Dans peu de temps, je fête mes 4 ans dans le secteur du recrutement, précédées de 11 années de travail dans le secteur de l’orientation, années auxquelles vous ajoutez 6 ans en formation des adultes. Oui, oui, on parvient à 20 ! Et durant ces 20 années, de nombreuses remises en question sur ma posture et sur la manière d'aborder la vie et l'accompagnement.

Une belle erreur !

Selon moi, nous faisons une erreur monumentale à poursuivre le travail sur le projet professionnel auprès de certains publics. En effet, nous croulons sous les dispositifs et les publics passent leur temps à passer de l’un à l’autre. Sans succès. Les offres non pourvues le sont toujours, les demandeurs d’emploi augmentent, les entreprises râlent, la société est malade. Bref les recettes se succèdent, s’annulent, se remplacent et reviennent au gré des changements politiques.

Il y a sept ans, je me suis formée au coaching sans objectif particulier mais avec la conviction que les techniques de cet art du questionnement correspondaient à ma pratique de professionnelle.

Mon expérience de manager d'une équipe d'insertion a forcé ma réflexion. J’ai pu assister et participer à des échanges entre deux visions du monde au sein d’une équipe de travail. D’un côté l’équipe « On doit les aider à choisir leur métier car c’est important de faire le métier qu’on rêve. On devrait tous pouvoir faire ce pour quoi on a une vocation » et l’autre « La vie est opportunité, nous devons accompagner une agilité au sein même des parcours. Parlons du projet de vie et non pas que du projet pro ».


Qui a raison ? Qui l’emporte ?

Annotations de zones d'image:
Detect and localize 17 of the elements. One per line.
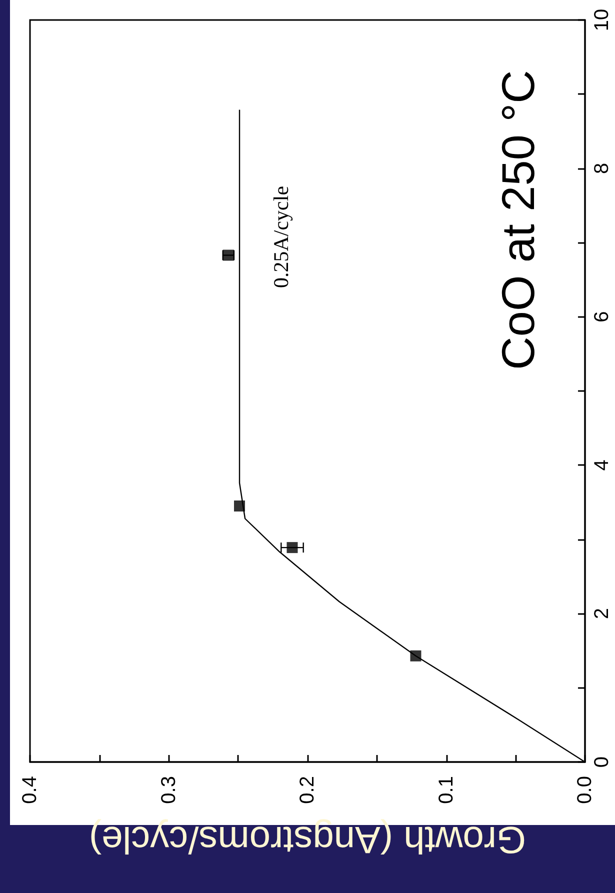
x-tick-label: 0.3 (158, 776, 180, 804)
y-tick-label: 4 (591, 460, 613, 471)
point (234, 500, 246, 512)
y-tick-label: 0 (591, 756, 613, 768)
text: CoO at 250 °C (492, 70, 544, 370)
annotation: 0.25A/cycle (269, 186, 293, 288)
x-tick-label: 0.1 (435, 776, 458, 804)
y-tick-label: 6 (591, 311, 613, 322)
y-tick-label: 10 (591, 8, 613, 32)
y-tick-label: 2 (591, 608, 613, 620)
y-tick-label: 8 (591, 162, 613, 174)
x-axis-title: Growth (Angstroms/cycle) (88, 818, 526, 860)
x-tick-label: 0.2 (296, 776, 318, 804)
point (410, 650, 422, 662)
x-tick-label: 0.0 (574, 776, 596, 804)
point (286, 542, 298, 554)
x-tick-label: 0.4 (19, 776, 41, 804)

**Consignes**
#1 D'après le texte fourni, combien d'années la personne qui écrit a-t-elle travaillé dans le secteur de l'orientation ?
#2 Recopiez fidèlement le passage du texte fourni qui va de « Une belle erreur » jusqu'à « pratique de professionnelle. » inclus.

**Résultats finaux**
#1 11 années.

#2
Une belle erreur !

Selon moi, nous faisons une erreur monumentale à poursuivre le travail sur le projet professionnel auprès de certains publics. En effet, nous croulons sous les dispositifs et les publics passent leur temps à passer de l’un à l’autre. Sans succès. Les offres non pourvues le sont toujours, les demandeurs d’emploi augmentent, les entreprises râlent, la société est malade. Bref les recettes se succèdent, s’annulent, se remplacent et reviennent au gré des changements politiques.

Il y a sept ans, je me suis formée au coaching sans objectif particulier mais avec la conviction que les techniques de cet art du questionnement correspondaient à ma pratique de professionnelle.